-- start --

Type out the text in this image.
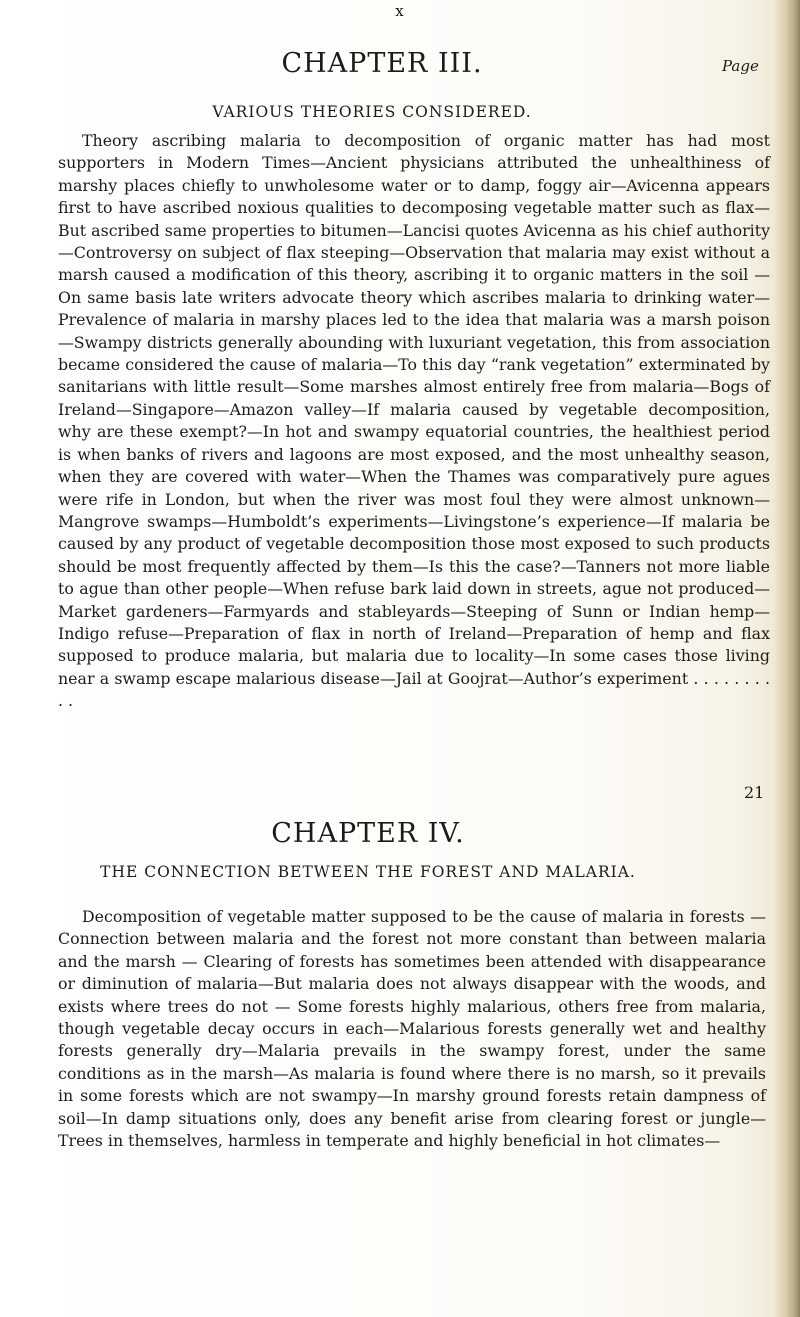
x
Page
CHAPTER III.
VARIOUS THEORIES CONSIDERED.

Theory ascribing malaria to decomposition of organic matter has had most supporters in Modern Times—Ancient physicians attributed the unhealthiness of marshy places chiefly to unwholesome water or to damp, foggy air—Avicenna appears first to have ascribed noxious qualities to decomposing vegetable matter such as flax—But ascribed same properties to bitumen—Lancisi quotes Avicenna as his chief authority—Controversy on subject of flax steeping—Observation that malaria may exist without a marsh caused a modification of this theory, ascribing it to organic matters in the soil —On same basis late writers advocate theory which ascribes malaria to drinking water—Prevalence of malaria in marshy places led to the idea that malaria was a marsh poison—Swampy districts generally abounding with luxuriant vegetation, this from association became considered the cause of malaria—To this day “rank vegetation” exterminated by sanitarians with little result—Some marshes almost entirely free from malaria—Bogs of Ireland—Singapore—Amazon valley—If malaria caused by vegetable decomposition, why are these exempt?—In hot and swampy equatorial countries, the healthiest period is when banks of rivers and lagoons are most exposed, and the most unhealthy season, when they are covered with water—When the Thames was comparatively pure agues were rife in London, but when the river was most foul they were almost unknown—Mangrove swamps—Humboldt’s experiments—Livingstone’s experience—If malaria be caused by any product of vegetable decomposition those most exposed to such products should be most frequently affected by them—Is this the case?—Tanners not more liable to ague than other people—When refuse bark laid down in streets, ague not produced—Market gardeners—Farmyards and stableyards—Steeping of Sunn or Indian hemp—Indigo refuse—Preparation of flax in north of Ireland—Preparation of hemp and flax supposed to produce malaria, but malaria due to locality—In some cases those living near a swamp escape malarious disease—Jail at Goojrat—Author’s experiment . . . . . . . . . .

21
CHAPTER IV.
THE CONNECTION BETWEEN THE FOREST AND MALARIA.

Decomposition of vegetable matter supposed to be the cause of malaria in forests — Connection between malaria and the forest not more constant than between malaria and the marsh — Clearing of forests has sometimes been attended with disappearance or diminution of malaria—But malaria does not always disappear with the woods, and exists where trees do not — Some forests highly malarious, others free from malaria, though vegetable decay occurs in each—Malarious forests generally wet and healthy forests generally dry—Malaria prevails in the swampy forest, under the same conditions as in the marsh—As malaria is found where there is no marsh, so it prevails in some forests which are not swampy—In marshy ground forests retain dampness of soil—In damp situations only, does any benefit arise from clearing forest or jungle—Trees in themselves, harmless in temperate and highly beneficial in hot climates—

-- end --

Your task is to transcribe all of the records precisely, with no images included.

*SOLUTION FOR THIS TASK*:
Type out the text in this image.
x
Page
CHAPTER III.
VARIOUS THEORIES CONSIDERED.

Theory ascribing malaria to decomposition of organic matter has had most supporters in Modern Times—Ancient physicians attributed the unhealthiness of marshy places chiefly to unwholesome water or to damp, foggy air—Avicenna appears first to have ascribed noxious qualities to decomposing vegetable matter such as flax—But ascribed same properties to bitumen—Lancisi quotes Avicenna as his chief authority—Controversy on subject of flax steeping—Observation that malaria may exist without a marsh caused a modification of this theory, ascribing it to organic matters in the soil —On same basis late writers advocate theory which ascribes malaria to drinking water—Prevalence of malaria in marshy places led to the idea that malaria was a marsh poison—Swampy districts generally abounding with luxuriant vegetation, this from association became considered the cause of malaria—To this day “rank vegetation” exterminated by sanitarians with little result—Some marshes almost entirely free from malaria—Bogs of Ireland—Singapore—Amazon valley—If malaria caused by vegetable decomposition, why are these exempt?—In hot and swampy equatorial countries, the healthiest period is when banks of rivers and lagoons are most exposed, and the most unhealthy season, when they are covered with water—When the Thames was comparatively pure agues were rife in London, but when the river was most foul they were almost unknown—Mangrove swamps—Humboldt’s experiments—Livingstone’s experience—If malaria be caused by any product of vegetable decomposition those most exposed to such products should be most frequently affected by them—Is this the case?—Tanners not more liable to ague than other people—When refuse bark laid down in streets, ague not produced—Market gardeners—Farmyards and stableyards—Steeping of Sunn or Indian hemp—Indigo refuse—Preparation of flax in north of Ireland—Preparation of hemp and flax supposed to produce malaria, but malaria due to locality—In some cases those living near a swamp escape malarious disease—Jail at Goojrat—Author’s experiment . . . . . . . . . .

21
CHAPTER IV.
THE CONNECTION BETWEEN THE FOREST AND MALARIA.

Decomposition of vegetable matter supposed to be the cause of malaria in forests — Connection between malaria and the forest not more constant than between malaria and the marsh — Clearing of forests has sometimes been attended with disappearance or diminution of malaria—But malaria does not always disappear with the woods, and exists where trees do not — Some forests highly malarious, others free from malaria, though vegetable decay occurs in each—Malarious forests generally wet and healthy forests generally dry—Malaria prevails in the swampy forest, under the same conditions as in the marsh—As malaria is found where there is no marsh, so it prevails in some forests which are not swampy—In marshy ground forests retain dampness of soil—In damp situations only, does any benefit arise from clearing forest or jungle—Trees in themselves, harmless in temperate and highly beneficial in hot climates—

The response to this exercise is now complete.